• _Stated exercise_
Can you transcribe every line exactly and leave the pictures behind?

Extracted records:
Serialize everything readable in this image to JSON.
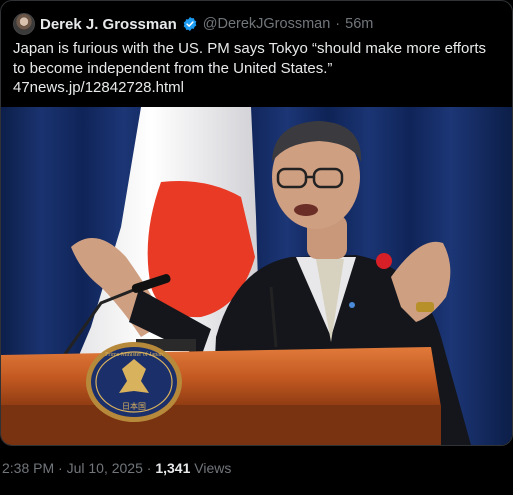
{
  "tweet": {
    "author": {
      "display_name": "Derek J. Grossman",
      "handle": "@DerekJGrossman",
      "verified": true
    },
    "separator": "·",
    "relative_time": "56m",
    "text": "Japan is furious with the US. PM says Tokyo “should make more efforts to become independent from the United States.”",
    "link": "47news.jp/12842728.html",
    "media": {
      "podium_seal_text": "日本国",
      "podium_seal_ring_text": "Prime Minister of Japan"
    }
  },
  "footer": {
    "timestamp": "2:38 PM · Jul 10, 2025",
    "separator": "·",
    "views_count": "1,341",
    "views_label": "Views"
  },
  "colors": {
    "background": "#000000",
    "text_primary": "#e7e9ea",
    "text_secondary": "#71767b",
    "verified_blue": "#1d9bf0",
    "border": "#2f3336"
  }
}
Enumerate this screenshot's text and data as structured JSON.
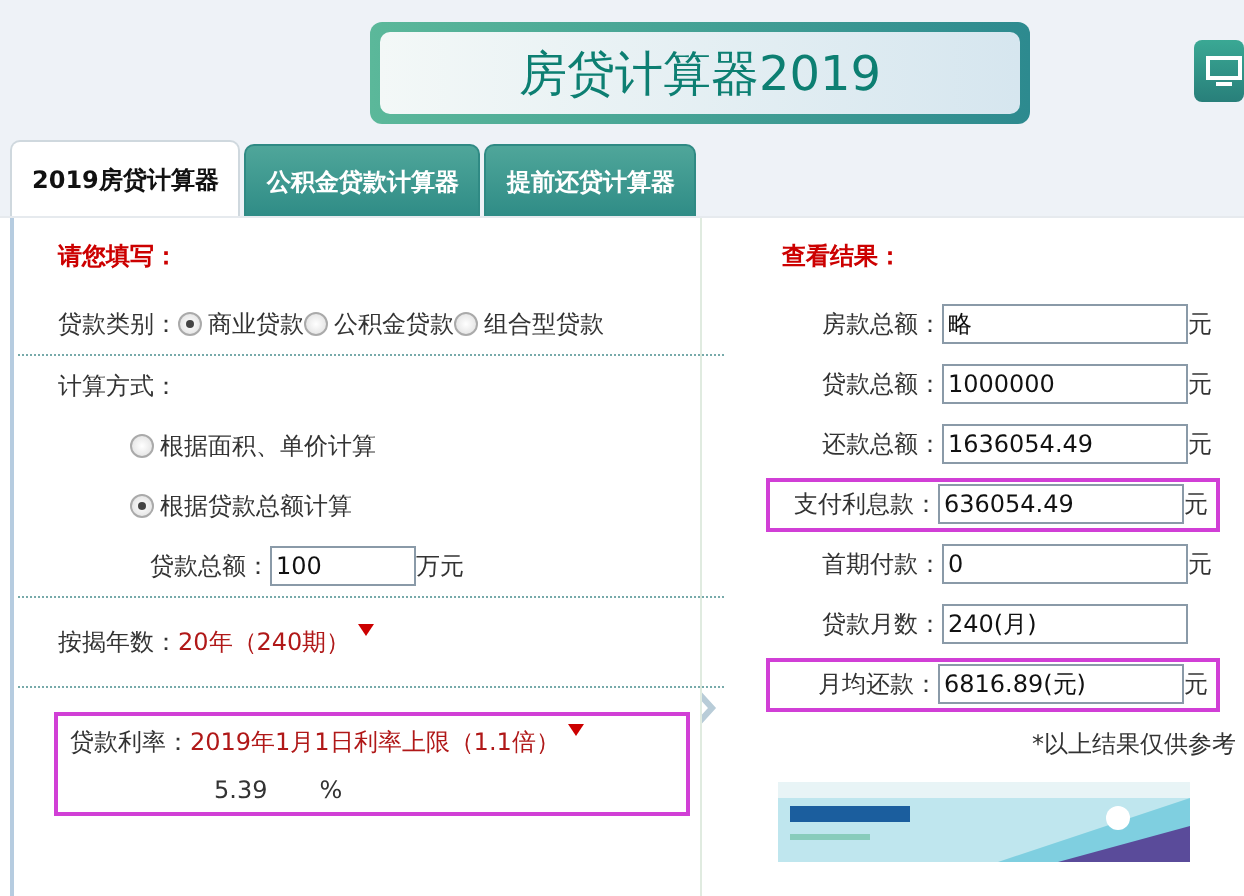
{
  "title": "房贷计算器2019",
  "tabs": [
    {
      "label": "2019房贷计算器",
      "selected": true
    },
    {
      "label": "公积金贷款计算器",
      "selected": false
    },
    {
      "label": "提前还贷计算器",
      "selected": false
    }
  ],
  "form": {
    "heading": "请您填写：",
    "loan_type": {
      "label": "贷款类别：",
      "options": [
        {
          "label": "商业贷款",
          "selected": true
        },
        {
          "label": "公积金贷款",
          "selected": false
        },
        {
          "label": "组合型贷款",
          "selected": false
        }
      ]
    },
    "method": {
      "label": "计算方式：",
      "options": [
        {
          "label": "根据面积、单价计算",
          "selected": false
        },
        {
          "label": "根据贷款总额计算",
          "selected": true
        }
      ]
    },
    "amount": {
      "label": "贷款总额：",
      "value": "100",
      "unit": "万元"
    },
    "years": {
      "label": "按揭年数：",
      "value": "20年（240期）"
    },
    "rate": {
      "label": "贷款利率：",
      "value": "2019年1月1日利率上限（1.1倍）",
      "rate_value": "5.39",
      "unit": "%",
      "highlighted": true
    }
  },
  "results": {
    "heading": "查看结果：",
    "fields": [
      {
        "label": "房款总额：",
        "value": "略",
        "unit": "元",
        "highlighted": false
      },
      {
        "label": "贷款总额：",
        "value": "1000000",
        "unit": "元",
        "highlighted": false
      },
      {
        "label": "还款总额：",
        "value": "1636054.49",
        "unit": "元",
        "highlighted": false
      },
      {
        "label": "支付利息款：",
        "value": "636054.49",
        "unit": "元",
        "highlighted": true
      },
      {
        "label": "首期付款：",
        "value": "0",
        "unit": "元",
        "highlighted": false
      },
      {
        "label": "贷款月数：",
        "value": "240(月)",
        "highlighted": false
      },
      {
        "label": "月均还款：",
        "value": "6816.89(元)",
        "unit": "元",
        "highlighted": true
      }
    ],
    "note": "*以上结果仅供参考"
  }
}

• _Response below_
Serialize everything readable in this image to JSON.
{
  "tweet": {
    "author": {
      "display_name": "Derek J. Grossman",
      "handle": "@DerekJGrossman",
      "verified": true
    },
    "separator": "·",
    "relative_time": "56m",
    "text": "Japan is furious with the US. PM says Tokyo “should make more efforts to become independent from the United States.”",
    "link": "47news.jp/12842728.html",
    "media": {
      "podium_seal_text": "日本国",
      "podium_seal_ring_text": "Prime Minister of Japan"
    }
  },
  "footer": {
    "timestamp": "2:38 PM · Jul 10, 2025",
    "separator": "·",
    "views_count": "1,341",
    "views_label": "Views"
  },
  "colors": {
    "background": "#000000",
    "text_primary": "#e7e9ea",
    "text_secondary": "#71767b",
    "verified_blue": "#1d9bf0",
    "border": "#2f3336"
  }
}
Enumerate this screenshot's text and data as structured JSON.
{
  "title": "房贷计算器2019",
  "tabs": [
    {
      "label": "2019房贷计算器",
      "selected": true
    },
    {
      "label": "公积金贷款计算器",
      "selected": false
    },
    {
      "label": "提前还贷计算器",
      "selected": false
    }
  ],
  "form": {
    "heading": "请您填写：",
    "loan_type": {
      "label": "贷款类别：",
      "options": [
        {
          "label": "商业贷款",
          "selected": true
        },
        {
          "label": "公积金贷款",
          "selected": false
        },
        {
          "label": "组合型贷款",
          "selected": false
        }
      ]
    },
    "method": {
      "label": "计算方式：",
      "options": [
        {
          "label": "根据面积、单价计算",
          "selected": false
        },
        {
          "label": "根据贷款总额计算",
          "selected": true
        }
      ]
    },
    "amount": {
      "label": "贷款总额：",
      "value": "100",
      "unit": "万元"
    },
    "years": {
      "label": "按揭年数：",
      "value": "20年（240期）"
    },
    "rate": {
      "label": "贷款利率：",
      "value": "2019年1月1日利率上限（1.1倍）",
      "rate_value": "5.39",
      "unit": "%",
      "highlighted": true
    }
  },
  "results": {
    "heading": "查看结果：",
    "fields": [
      {
        "label": "房款总额：",
        "value": "略",
        "unit": "元",
        "highlighted": false
      },
      {
        "label": "贷款总额：",
        "value": "1000000",
        "unit": "元",
        "highlighted": false
      },
      {
        "label": "还款总额：",
        "value": "1636054.49",
        "unit": "元",
        "highlighted": false
      },
      {
        "label": "支付利息款：",
        "value": "636054.49",
        "unit": "元",
        "highlighted": true
      },
      {
        "label": "首期付款：",
        "value": "0",
        "unit": "元",
        "highlighted": false
      },
      {
        "label": "贷款月数：",
        "value": "240(月)",
        "highlighted": false
      },
      {
        "label": "月均还款：",
        "value": "6816.89(元)",
        "unit": "元",
        "highlighted": true
      }
    ],
    "note": "*以上结果仅供参考"
  }
}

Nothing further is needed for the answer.